Records that describe figures
----
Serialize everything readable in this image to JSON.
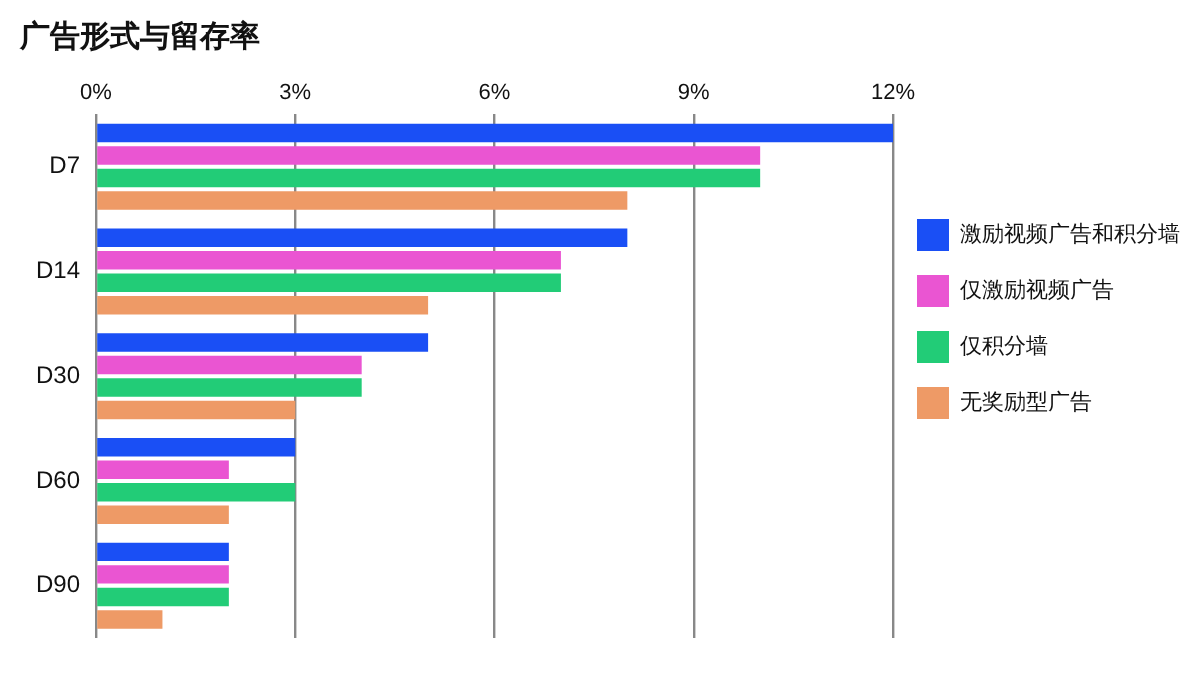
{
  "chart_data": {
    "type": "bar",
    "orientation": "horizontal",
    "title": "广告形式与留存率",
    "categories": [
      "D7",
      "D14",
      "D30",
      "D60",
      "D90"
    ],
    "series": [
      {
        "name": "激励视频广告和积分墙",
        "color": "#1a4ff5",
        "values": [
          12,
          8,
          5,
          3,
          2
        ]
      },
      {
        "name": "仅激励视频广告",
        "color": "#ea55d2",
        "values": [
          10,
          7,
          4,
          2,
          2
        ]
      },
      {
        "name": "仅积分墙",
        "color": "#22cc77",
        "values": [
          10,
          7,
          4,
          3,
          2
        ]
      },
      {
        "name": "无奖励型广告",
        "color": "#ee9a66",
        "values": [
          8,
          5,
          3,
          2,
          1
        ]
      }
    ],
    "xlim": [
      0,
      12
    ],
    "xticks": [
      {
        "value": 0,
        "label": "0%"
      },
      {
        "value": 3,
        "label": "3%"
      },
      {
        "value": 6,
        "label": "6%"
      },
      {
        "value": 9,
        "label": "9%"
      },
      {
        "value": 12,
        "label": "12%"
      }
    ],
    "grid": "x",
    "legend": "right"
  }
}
----
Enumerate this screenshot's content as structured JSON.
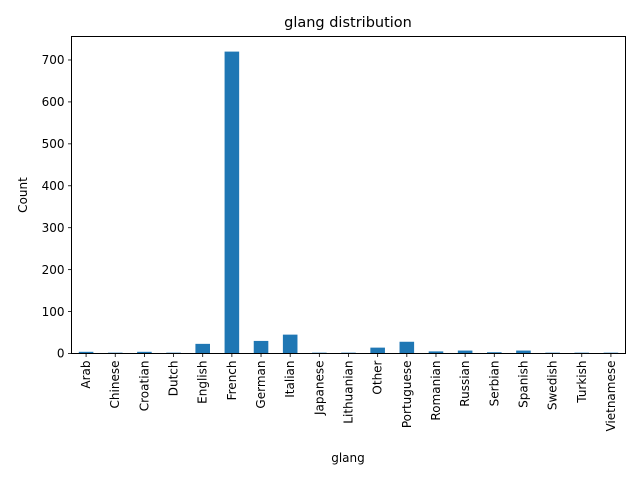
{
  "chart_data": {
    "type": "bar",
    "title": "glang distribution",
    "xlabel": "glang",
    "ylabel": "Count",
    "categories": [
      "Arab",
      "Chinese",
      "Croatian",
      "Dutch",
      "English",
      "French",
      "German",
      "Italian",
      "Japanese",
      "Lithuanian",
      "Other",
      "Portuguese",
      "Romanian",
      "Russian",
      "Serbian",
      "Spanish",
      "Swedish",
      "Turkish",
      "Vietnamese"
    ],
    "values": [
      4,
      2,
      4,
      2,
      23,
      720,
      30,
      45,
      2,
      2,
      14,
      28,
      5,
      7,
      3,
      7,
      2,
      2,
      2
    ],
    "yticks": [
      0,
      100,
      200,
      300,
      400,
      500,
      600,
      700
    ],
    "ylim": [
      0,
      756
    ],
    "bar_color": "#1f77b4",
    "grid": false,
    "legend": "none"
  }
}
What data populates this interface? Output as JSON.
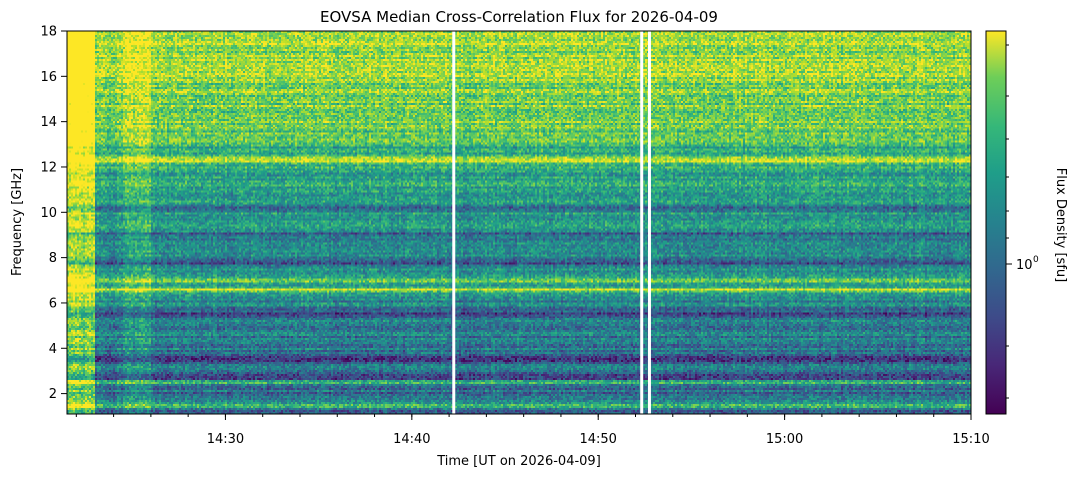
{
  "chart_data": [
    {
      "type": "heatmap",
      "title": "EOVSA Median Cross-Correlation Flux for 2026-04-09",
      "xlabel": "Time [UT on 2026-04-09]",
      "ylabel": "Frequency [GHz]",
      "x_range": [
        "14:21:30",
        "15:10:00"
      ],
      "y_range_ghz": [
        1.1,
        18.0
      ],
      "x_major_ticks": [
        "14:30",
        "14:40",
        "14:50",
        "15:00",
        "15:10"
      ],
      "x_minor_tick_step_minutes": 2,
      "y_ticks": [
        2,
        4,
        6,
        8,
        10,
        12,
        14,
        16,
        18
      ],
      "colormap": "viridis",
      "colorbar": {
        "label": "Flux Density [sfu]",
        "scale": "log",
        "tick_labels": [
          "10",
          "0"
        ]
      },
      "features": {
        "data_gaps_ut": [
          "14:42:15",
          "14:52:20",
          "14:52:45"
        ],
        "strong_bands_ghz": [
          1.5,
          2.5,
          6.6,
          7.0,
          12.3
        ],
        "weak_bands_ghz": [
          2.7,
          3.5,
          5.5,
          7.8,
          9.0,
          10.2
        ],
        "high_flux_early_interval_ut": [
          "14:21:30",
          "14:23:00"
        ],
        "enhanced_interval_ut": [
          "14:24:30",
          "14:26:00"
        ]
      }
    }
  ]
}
----
INSTRUCTION » Find how many lines in the records contain the string "glang", then give the number alone.

SOLVED EXERCISE » 2